REQUIREMENT: Omit all images. Transcribe the rest of the material below exactly.
====================
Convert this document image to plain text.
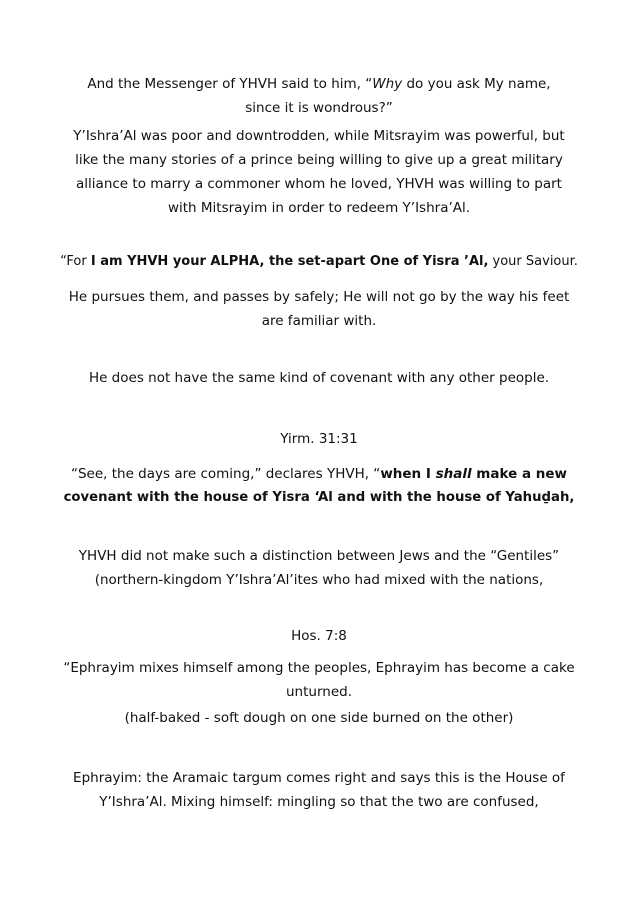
And the Messenger of YHVH said to him, “Why do you ask My name,
since it is wondrous?”
Y’Ishra’Al was poor and downtrodden, while Mitsrayim was powerful, but
like the many stories of a prince being willing to give up a great military
alliance to marry a commoner whom he loved, YHVH was willing to part
with Mitsrayim in order to redeem Y’Ishra’Al.
“For I am YHVH your ALPHA, the set-apart One of Yisra ’Al, your Saviour.
He pursues them, and passes by safely; He will not go by the way his feet
are familiar with.
He does not have the same kind of covenant with any other people.
Yirm. 31:31
“See, the days are coming,” declares YHVH, “when I shall make a new
covenant with the house of Yisra ‘Al and with the house of Yahuḏah,
YHVH did not make such a distinction between Jews and the “Gentiles”
(northern-kingdom Y’Ishra’Al’ites who had mixed with the nations,
Hos. 7:8
“Ephrayim mixes himself among the peoples, Ephrayim has become a cake
unturned.
(half-baked - soft dough on one side burned on the other)
Ephrayim: the Aramaic targum comes right and says this is the House of
Y’Ishra’Al. Mixing himself: mingling so that the two are confused,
====================
COMPLETE RESPONSE:
Convert this document image to plain text.
And the Messenger of YHVH said to him, “Why do you ask My name,
since it is wondrous?”
Y’Ishra’Al was poor and downtrodden, while Mitsrayim was powerful, but
like the many stories of a prince being willing to give up a great military
alliance to marry a commoner whom he loved, YHVH was willing to part
with Mitsrayim in order to redeem Y’Ishra’Al.
“For I am YHVH your ALPHA, the set-apart One of Yisra ’Al, your Saviour.
He pursues them, and passes by safely; He will not go by the way his feet
are familiar with.
He does not have the same kind of covenant with any other people.
Yirm. 31:31
“See, the days are coming,” declares YHVH, “when I shall make a new
covenant with the house of Yisra ‘Al and with the house of Yahuḏah,
YHVH did not make such a distinction between Jews and the “Gentiles”
(northern-kingdom Y’Ishra’Al’ites who had mixed with the nations,
Hos. 7:8
“Ephrayim mixes himself among the peoples, Ephrayim has become a cake
unturned.
(half-baked - soft dough on one side burned on the other)
Ephrayim: the Aramaic targum comes right and says this is the House of
Y’Ishra’Al. Mixing himself: mingling so that the two are confused,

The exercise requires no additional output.